== Data for processing ==
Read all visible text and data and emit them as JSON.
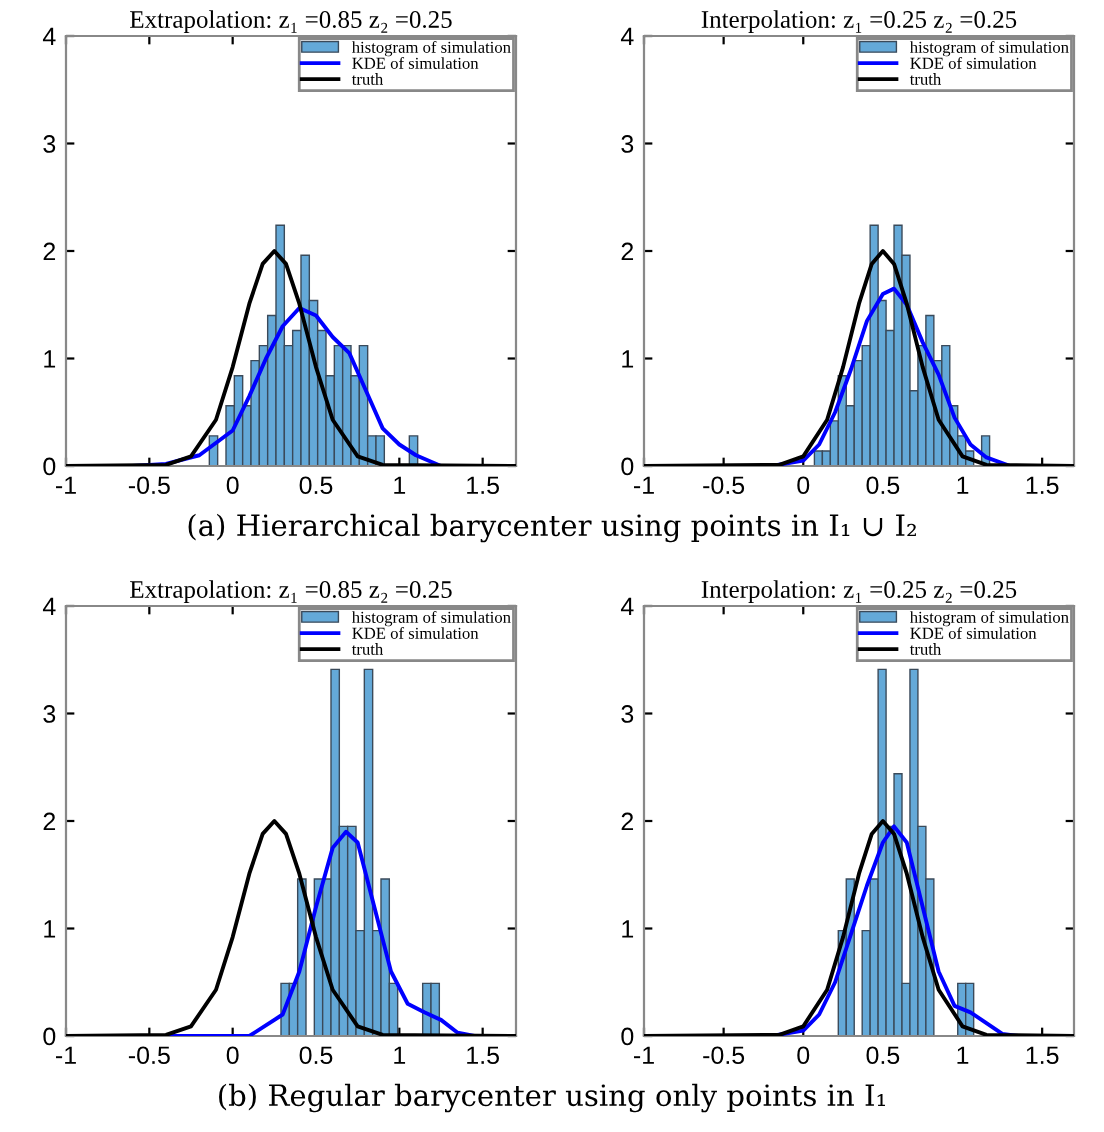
{
  "chart_data": [
    {
      "type": "histogram",
      "title": "Extrapolation: z₁ =0.85 z₂ =0.25",
      "bins": [
        -0.14,
        -0.09,
        -0.04,
        0.01,
        0.06,
        0.11,
        0.16,
        0.21,
        0.26,
        0.31,
        0.36,
        0.41,
        0.46,
        0.51,
        0.56,
        0.61,
        0.66,
        0.71,
        0.76,
        0.81,
        0.86,
        0.91,
        0.96,
        1.01,
        1.06,
        1.11
      ],
      "series": [
        {
          "name": "histogram of simulation",
          "color": "#64a9d8",
          "values": [
            0.28,
            0,
            0.56,
            0.84,
            0.56,
            0.98,
            1.12,
            1.4,
            2.24,
            1.12,
            1.26,
            1.96,
            1.54,
            1.26,
            0.84,
            1.12,
            1.12,
            0.84,
            1.12,
            0.28,
            0.28,
            0,
            0,
            0,
            0.28
          ]
        },
        {
          "name": "KDE of simulation",
          "type": "line",
          "color": "#0000ff",
          "x": [
            -1,
            -0.6,
            -0.4,
            -0.2,
            0,
            0.1,
            0.2,
            0.3,
            0.4,
            0.5,
            0.6,
            0.7,
            0.8,
            0.9,
            1.0,
            1.1,
            1.25,
            1.7
          ],
          "values": [
            0,
            0,
            0.02,
            0.1,
            0.33,
            0.65,
            1.0,
            1.3,
            1.47,
            1.4,
            1.2,
            1.05,
            0.7,
            0.35,
            0.2,
            0.1,
            0,
            0
          ]
        },
        {
          "name": "truth",
          "type": "line",
          "color": "#000000",
          "x": [
            -1,
            -0.4,
            -0.25,
            -0.1,
            0,
            0.1,
            0.18,
            0.25,
            0.32,
            0.4,
            0.5,
            0.6,
            0.75,
            0.9,
            1.7
          ],
          "values": [
            0,
            0.01,
            0.09,
            0.43,
            0.92,
            1.51,
            1.88,
            2.0,
            1.88,
            1.51,
            0.92,
            0.43,
            0.09,
            0.01,
            0
          ]
        }
      ],
      "xlim": [
        -1,
        1.7
      ],
      "ylim": [
        0,
        4
      ],
      "xticks": [
        -1,
        -0.5,
        0,
        0.5,
        1,
        1.5
      ],
      "yticks": [
        0,
        1,
        2,
        3,
        4
      ],
      "legend": "top right",
      "annotations": [
        "(a) Hierarchical barycenter using points in I₁ ∪ I₂"
      ]
    },
    {
      "type": "histogram",
      "title": "Interpolation: z₁ =0.25 z₂ =0.25",
      "bins": [
        0.07,
        0.12,
        0.17,
        0.22,
        0.27,
        0.32,
        0.37,
        0.42,
        0.47,
        0.52,
        0.57,
        0.62,
        0.67,
        0.72,
        0.77,
        0.82,
        0.87,
        0.92,
        0.97,
        1.02,
        1.07,
        1.12,
        1.17
      ],
      "series": [
        {
          "name": "histogram of simulation",
          "color": "#64a9d8",
          "values": [
            0.14,
            0.14,
            0.42,
            0.84,
            0.56,
            0.98,
            1.12,
            2.24,
            1.54,
            1.26,
            2.24,
            1.96,
            0.7,
            1.12,
            1.4,
            0.98,
            1.12,
            0.56,
            0.28,
            0.14,
            0,
            0.28
          ]
        },
        {
          "name": "KDE of simulation",
          "type": "line",
          "color": "#0000ff",
          "x": [
            -1,
            -0.2,
            0,
            0.1,
            0.2,
            0.3,
            0.4,
            0.5,
            0.57,
            0.65,
            0.75,
            0.85,
            0.95,
            1.05,
            1.15,
            1.3,
            1.7
          ],
          "values": [
            0,
            0,
            0.05,
            0.2,
            0.5,
            0.9,
            1.35,
            1.6,
            1.65,
            1.5,
            1.15,
            0.85,
            0.45,
            0.2,
            0.08,
            0,
            0
          ]
        },
        {
          "name": "truth",
          "type": "line",
          "color": "#000000",
          "x": [
            -1,
            -0.15,
            0,
            0.15,
            0.25,
            0.35,
            0.43,
            0.5,
            0.57,
            0.65,
            0.75,
            0.85,
            1.0,
            1.15,
            1.7
          ],
          "values": [
            0,
            0.01,
            0.09,
            0.43,
            0.92,
            1.51,
            1.88,
            2.0,
            1.88,
            1.51,
            0.92,
            0.43,
            0.09,
            0.01,
            0
          ]
        }
      ],
      "xlim": [
        -1,
        1.7
      ],
      "ylim": [
        0,
        4
      ],
      "xticks": [
        -1,
        -0.5,
        0,
        0.5,
        1,
        1.5
      ],
      "yticks": [
        0,
        1,
        2,
        3,
        4
      ],
      "legend": "top right"
    },
    {
      "type": "histogram",
      "title": "Extrapolation: z₁ =0.85 z₂ =0.25",
      "bins": [
        0.29,
        0.34,
        0.39,
        0.44,
        0.49,
        0.54,
        0.59,
        0.64,
        0.69,
        0.74,
        0.79,
        0.84,
        0.89,
        0.94,
        0.99,
        1.04,
        1.09,
        1.14,
        1.19,
        1.24
      ],
      "series": [
        {
          "name": "histogram of simulation",
          "color": "#64a9d8",
          "values": [
            0.49,
            0.49,
            1.46,
            0,
            1.46,
            1.46,
            3.41,
            1.95,
            1.95,
            0.98,
            3.41,
            0.98,
            1.46,
            0.49,
            0,
            0,
            0,
            0.49,
            0.49
          ]
        },
        {
          "name": "KDE of simulation",
          "type": "line",
          "color": "#0000ff",
          "x": [
            -1,
            0.1,
            0.3,
            0.4,
            0.5,
            0.6,
            0.68,
            0.75,
            0.85,
            0.95,
            1.05,
            1.15,
            1.25,
            1.35,
            1.45,
            1.7
          ],
          "values": [
            0,
            0,
            0.2,
            0.6,
            1.2,
            1.75,
            1.9,
            1.8,
            1.2,
            0.6,
            0.3,
            0.22,
            0.15,
            0.03,
            0,
            0
          ]
        },
        {
          "name": "truth",
          "type": "line",
          "color": "#000000",
          "x": [
            -1,
            -0.4,
            -0.25,
            -0.1,
            0,
            0.1,
            0.18,
            0.25,
            0.32,
            0.4,
            0.5,
            0.6,
            0.75,
            0.9,
            1.7
          ],
          "values": [
            0,
            0.01,
            0.09,
            0.43,
            0.92,
            1.51,
            1.88,
            2.0,
            1.88,
            1.51,
            0.92,
            0.43,
            0.09,
            0.01,
            0
          ]
        }
      ],
      "xlim": [
        -1,
        1.7
      ],
      "ylim": [
        0,
        4
      ],
      "xticks": [
        -1,
        -0.5,
        0,
        0.5,
        1,
        1.5
      ],
      "yticks": [
        0,
        1,
        2,
        3,
        4
      ],
      "legend": "top right",
      "annotations": [
        "(b) Regular barycenter using only points in I₁"
      ]
    },
    {
      "type": "histogram",
      "title": "Interpolation: z₁ =0.25 z₂ =0.25",
      "bins": [
        0.22,
        0.27,
        0.32,
        0.37,
        0.42,
        0.47,
        0.52,
        0.57,
        0.62,
        0.67,
        0.72,
        0.77,
        0.82,
        0.87,
        0.92,
        0.97,
        1.02,
        1.07
      ],
      "series": [
        {
          "name": "histogram of simulation",
          "color": "#64a9d8",
          "values": [
            0.98,
            1.46,
            0,
            0.98,
            1.46,
            3.41,
            1.95,
            2.44,
            0.49,
            3.41,
            1.95,
            1.46,
            0,
            0,
            0,
            0.49,
            0.49
          ]
        },
        {
          "name": "KDE of simulation",
          "type": "line",
          "color": "#0000ff",
          "x": [
            -1,
            -0.2,
            0,
            0.1,
            0.2,
            0.3,
            0.4,
            0.5,
            0.57,
            0.65,
            0.75,
            0.85,
            0.95,
            1.05,
            1.12,
            1.25,
            1.35,
            1.7
          ],
          "values": [
            0,
            0,
            0.05,
            0.2,
            0.5,
            0.95,
            1.4,
            1.8,
            1.95,
            1.8,
            1.2,
            0.6,
            0.28,
            0.22,
            0.15,
            0.02,
            0,
            0
          ]
        },
        {
          "name": "truth",
          "type": "line",
          "color": "#000000",
          "x": [
            -1,
            -0.15,
            0,
            0.15,
            0.25,
            0.35,
            0.43,
            0.5,
            0.57,
            0.65,
            0.75,
            0.85,
            1.0,
            1.15,
            1.7
          ],
          "values": [
            0,
            0.01,
            0.09,
            0.43,
            0.92,
            1.51,
            1.88,
            2.0,
            1.88,
            1.51,
            0.92,
            0.43,
            0.09,
            0.01,
            0
          ]
        }
      ],
      "xlim": [
        -1,
        1.7
      ],
      "ylim": [
        0,
        4
      ],
      "xticks": [
        -1,
        -0.5,
        0,
        0.5,
        1,
        1.5
      ],
      "yticks": [
        0,
        1,
        2,
        3,
        4
      ],
      "legend": "top right"
    }
  ]
}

== What the task requires ==
Identify each line containing the string "using" and copy it out.

== Solved exercise ==
        "(a) Hierarchical barycenter using points in I₁ ∪ I₂"
        "(b) Regular barycenter using only points in I₁"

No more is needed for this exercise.